*** GIVEN RECORDS ***
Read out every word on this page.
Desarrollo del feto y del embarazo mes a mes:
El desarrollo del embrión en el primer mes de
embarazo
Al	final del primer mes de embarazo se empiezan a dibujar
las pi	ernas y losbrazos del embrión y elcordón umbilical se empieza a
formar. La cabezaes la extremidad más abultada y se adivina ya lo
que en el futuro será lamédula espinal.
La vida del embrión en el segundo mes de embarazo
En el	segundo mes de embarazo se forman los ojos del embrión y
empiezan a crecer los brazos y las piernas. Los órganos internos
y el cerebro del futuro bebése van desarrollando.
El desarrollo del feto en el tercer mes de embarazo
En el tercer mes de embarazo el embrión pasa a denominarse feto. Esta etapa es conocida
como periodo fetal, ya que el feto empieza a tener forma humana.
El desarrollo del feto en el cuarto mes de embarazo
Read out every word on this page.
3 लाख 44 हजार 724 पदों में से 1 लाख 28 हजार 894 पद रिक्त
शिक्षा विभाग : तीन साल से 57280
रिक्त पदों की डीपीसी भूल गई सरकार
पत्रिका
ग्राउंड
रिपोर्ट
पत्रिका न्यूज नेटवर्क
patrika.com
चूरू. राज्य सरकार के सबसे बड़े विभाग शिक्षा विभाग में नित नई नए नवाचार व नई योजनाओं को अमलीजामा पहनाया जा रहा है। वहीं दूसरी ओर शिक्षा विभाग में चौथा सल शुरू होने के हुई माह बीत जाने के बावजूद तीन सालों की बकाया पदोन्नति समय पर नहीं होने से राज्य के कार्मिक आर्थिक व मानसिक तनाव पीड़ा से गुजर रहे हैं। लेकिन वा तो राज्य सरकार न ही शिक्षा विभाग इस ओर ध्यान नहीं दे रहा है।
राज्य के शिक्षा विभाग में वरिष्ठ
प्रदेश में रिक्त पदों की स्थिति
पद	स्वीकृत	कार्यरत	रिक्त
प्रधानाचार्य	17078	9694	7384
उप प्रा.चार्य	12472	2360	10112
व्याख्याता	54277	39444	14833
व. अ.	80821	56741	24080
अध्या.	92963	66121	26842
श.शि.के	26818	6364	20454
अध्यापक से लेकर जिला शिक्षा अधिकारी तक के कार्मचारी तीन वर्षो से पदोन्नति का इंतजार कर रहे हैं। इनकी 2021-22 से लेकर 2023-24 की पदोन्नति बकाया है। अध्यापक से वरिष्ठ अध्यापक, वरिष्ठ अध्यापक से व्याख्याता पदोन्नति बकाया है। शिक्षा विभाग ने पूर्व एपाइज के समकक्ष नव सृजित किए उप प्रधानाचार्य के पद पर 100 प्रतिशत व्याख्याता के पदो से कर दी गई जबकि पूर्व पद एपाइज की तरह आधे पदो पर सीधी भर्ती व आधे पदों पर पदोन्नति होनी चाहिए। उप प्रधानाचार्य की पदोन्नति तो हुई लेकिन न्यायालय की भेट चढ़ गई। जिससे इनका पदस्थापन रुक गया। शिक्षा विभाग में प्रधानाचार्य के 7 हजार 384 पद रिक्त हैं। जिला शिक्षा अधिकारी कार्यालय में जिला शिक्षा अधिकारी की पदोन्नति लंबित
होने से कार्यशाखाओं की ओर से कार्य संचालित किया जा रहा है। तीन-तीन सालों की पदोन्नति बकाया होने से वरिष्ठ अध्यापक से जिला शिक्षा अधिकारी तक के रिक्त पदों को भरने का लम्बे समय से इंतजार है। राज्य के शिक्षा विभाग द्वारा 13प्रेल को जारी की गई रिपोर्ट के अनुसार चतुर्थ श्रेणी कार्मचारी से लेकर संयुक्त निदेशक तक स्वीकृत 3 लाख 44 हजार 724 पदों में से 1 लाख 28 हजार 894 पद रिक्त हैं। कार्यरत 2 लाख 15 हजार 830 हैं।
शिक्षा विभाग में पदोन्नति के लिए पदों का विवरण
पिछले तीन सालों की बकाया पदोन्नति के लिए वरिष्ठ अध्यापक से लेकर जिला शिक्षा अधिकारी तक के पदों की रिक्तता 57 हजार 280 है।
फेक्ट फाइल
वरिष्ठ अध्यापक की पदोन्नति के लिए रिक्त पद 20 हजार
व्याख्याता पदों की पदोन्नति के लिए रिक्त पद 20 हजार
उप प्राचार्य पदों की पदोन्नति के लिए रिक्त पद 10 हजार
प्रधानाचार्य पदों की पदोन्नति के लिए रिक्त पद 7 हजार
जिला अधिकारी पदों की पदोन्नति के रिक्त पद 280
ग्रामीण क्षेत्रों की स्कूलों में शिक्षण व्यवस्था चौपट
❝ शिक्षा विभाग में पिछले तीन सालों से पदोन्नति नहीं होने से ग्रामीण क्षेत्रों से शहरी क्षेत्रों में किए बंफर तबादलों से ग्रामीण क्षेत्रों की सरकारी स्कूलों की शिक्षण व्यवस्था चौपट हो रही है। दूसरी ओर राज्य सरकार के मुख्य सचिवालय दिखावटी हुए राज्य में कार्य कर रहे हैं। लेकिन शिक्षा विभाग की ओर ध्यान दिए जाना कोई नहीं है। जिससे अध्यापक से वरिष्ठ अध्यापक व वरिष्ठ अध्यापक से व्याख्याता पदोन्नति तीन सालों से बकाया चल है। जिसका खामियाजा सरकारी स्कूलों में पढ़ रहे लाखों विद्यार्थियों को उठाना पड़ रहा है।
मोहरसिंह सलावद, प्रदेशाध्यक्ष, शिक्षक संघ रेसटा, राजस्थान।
***
INSTRUCTIONS FOR THE TASK
Copy out all of the lines above exactly.

REPLY TO THE EXERCISE
Read out every word on this page.
Desarrollo del feto y del embarazo mes a mes:
El desarrollo del embrión en el primer mes de
embarazo
Al	final del primer mes de embarazo se empiezan a dibujar
las pi	ernas y losbrazos del embrión y elcordón umbilical se empieza a
formar. La cabezaes la extremidad más abultada y se adivina ya lo
que en el futuro será lamédula espinal.
La vida del embrión en el segundo mes de embarazo
En el	segundo mes de embarazo se forman los ojos del embrión y
empiezan a crecer los brazos y las piernas. Los órganos internos
y el cerebro del futuro bebése van desarrollando.
El desarrollo del feto en el tercer mes de embarazo
En el tercer mes de embarazo el embrión pasa a denominarse feto. Esta etapa es conocida
como periodo fetal, ya que el feto empieza a tener forma humana.
El desarrollo del feto en el cuarto mes de embarazo
Read out every word on this page.
3 लाख 44 हजार 724 पदों में से 1 लाख 28 हजार 894 पद रिक्त
शिक्षा विभाग : तीन साल से 57280
रिक्त पदों की डीपीसी भूल गई सरकार
पत्रिका
ग्राउंड
रिपोर्ट
पत्रिका न्यूज नेटवर्क
patrika.com
चूरू. राज्य सरकार के सबसे बड़े विभाग शिक्षा विभाग में नित नई नए नवाचार व नई योजनाओं को अमलीजामा पहनाया जा रहा है। वहीं दूसरी ओर शिक्षा विभाग में चौथा सल शुरू होने के हुई माह बीत जाने के बावजूद तीन सालों की बकाया पदोन्नति समय पर नहीं होने से राज्य के कार्मिक आर्थिक व मानसिक तनाव पीड़ा से गुजर रहे हैं। लेकिन वा तो राज्य सरकार न ही शिक्षा विभाग इस ओर ध्यान नहीं दे रहा है।
राज्य के शिक्षा विभाग में वरिष्ठ
प्रदेश में रिक्त पदों की स्थिति
पद	स्वीकृत	कार्यरत	रिक्त
प्रधानाचार्य	17078	9694	7384
उप प्रा.चार्य	12472	2360	10112
व्याख्याता	54277	39444	14833
व. अ.	80821	56741	24080
अध्या.	92963	66121	26842
श.शि.के	26818	6364	20454
अध्यापक से लेकर जिला शिक्षा अधिकारी तक के कार्मचारी तीन वर्षो से पदोन्नति का इंतजार कर रहे हैं। इनकी 2021-22 से लेकर 2023-24 की पदोन्नति बकाया है। अध्यापक से वरिष्ठ अध्यापक, वरिष्ठ अध्यापक से व्याख्याता पदोन्नति बकाया है। शिक्षा विभाग ने पूर्व एपाइज के समकक्ष नव सृजित किए उप प्रधानाचार्य के पद पर 100 प्रतिशत व्याख्याता के पदो से कर दी गई जबकि पूर्व पद एपाइज की तरह आधे पदो पर सीधी भर्ती व आधे पदों पर पदोन्नति होनी चाहिए। उप प्रधानाचार्य की पदोन्नति तो हुई लेकिन न्यायालय की भेट चढ़ गई। जिससे इनका पदस्थापन रुक गया। शिक्षा विभाग में प्रधानाचार्य के 7 हजार 384 पद रिक्त हैं। जिला शिक्षा अधिकारी कार्यालय में जिला शिक्षा अधिकारी की पदोन्नति लंबित
होने से कार्यशाखाओं की ओर से कार्य संचालित किया जा रहा है। तीन-तीन सालों की पदोन्नति बकाया होने से वरिष्ठ अध्यापक से जिला शिक्षा अधिकारी तक के रिक्त पदों को भरने का लम्बे समय से इंतजार है। राज्य के शिक्षा विभाग द्वारा 13प्रेल को जारी की गई रिपोर्ट के अनुसार चतुर्थ श्रेणी कार्मचारी से लेकर संयुक्त निदेशक तक स्वीकृत 3 लाख 44 हजार 724 पदों में से 1 लाख 28 हजार 894 पद रिक्त हैं। कार्यरत 2 लाख 15 हजार 830 हैं।
शिक्षा विभाग में पदोन्नति के लिए पदों का विवरण
पिछले तीन सालों की बकाया पदोन्नति के लिए वरिष्ठ अध्यापक से लेकर जिला शिक्षा अधिकारी तक के पदों की रिक्तता 57 हजार 280 है।
फेक्ट फाइल
वरिष्ठ अध्यापक की पदोन्नति के लिए रिक्त पद 20 हजार
व्याख्याता पदों की पदोन्नति के लिए रिक्त पद 20 हजार
उप प्राचार्य पदों की पदोन्नति के लिए रिक्त पद 10 हजार
प्रधानाचार्य पदों की पदोन्नति के लिए रिक्त पद 7 हजार
जिला अधिकारी पदों की पदोन्नति के रिक्त पद 280
ग्रामीण क्षेत्रों की स्कूलों में शिक्षण व्यवस्था चौपट
❝ शिक्षा विभाग में पिछले तीन सालों से पदोन्नति नहीं होने से ग्रामीण क्षेत्रों से शहरी क्षेत्रों में किए बंफर तबादलों से ग्रामीण क्षेत्रों की सरकारी स्कूलों की शिक्षण व्यवस्था चौपट हो रही है। दूसरी ओर राज्य सरकार के मुख्य सचिवालय दिखावटी हुए राज्य में कार्य कर रहे हैं। लेकिन शिक्षा विभाग की ओर ध्यान दिए जाना कोई नहीं है। जिससे अध्यापक से वरिष्ठ अध्यापक व वरिष्ठ अध्यापक से व्याख्याता पदोन्नति तीन सालों से बकाया चल है। जिसका खामियाजा सरकारी स्कूलों में पढ़ रहे लाखों विद्यार्थियों को उठाना पड़ रहा है।
मोहरसिंह सलावद, प्रदेशाध्यक्ष, शिक्षक संघ रेसटा, राजस्थान।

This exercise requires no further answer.